Look below. Copy each line that has "title" in it.

§

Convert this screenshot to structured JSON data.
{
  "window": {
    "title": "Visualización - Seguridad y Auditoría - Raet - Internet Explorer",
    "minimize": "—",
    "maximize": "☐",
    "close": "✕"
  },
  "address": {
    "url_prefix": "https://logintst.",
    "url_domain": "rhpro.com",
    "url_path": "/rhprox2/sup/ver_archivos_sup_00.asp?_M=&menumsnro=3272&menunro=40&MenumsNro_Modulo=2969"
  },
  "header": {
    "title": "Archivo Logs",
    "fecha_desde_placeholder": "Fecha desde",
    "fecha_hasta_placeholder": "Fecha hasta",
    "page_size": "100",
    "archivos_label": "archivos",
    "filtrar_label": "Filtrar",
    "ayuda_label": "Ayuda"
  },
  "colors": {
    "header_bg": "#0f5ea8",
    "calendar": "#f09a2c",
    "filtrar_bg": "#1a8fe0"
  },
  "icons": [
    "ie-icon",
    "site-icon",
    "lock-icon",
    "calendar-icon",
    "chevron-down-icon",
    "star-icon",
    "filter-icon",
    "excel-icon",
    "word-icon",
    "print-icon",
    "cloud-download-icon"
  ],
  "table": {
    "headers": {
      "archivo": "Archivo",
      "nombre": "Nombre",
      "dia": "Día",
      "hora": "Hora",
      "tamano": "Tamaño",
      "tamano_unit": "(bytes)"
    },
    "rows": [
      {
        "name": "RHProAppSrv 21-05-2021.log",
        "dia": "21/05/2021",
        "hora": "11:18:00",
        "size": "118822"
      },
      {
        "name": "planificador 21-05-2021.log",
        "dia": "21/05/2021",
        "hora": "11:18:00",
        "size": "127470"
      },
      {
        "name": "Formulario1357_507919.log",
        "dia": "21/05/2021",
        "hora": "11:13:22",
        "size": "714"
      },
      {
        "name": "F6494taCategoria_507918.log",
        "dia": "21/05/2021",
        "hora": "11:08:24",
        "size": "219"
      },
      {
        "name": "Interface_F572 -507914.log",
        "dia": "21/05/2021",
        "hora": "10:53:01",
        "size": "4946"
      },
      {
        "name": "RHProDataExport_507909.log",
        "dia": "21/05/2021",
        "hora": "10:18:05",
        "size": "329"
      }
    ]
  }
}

§

» **SOLUTION TO THIS TASK**:
    "title": "Visualización - Seguridad y Auditoría - Raet - Internet Explorer",
    "title": "Archivo Logs",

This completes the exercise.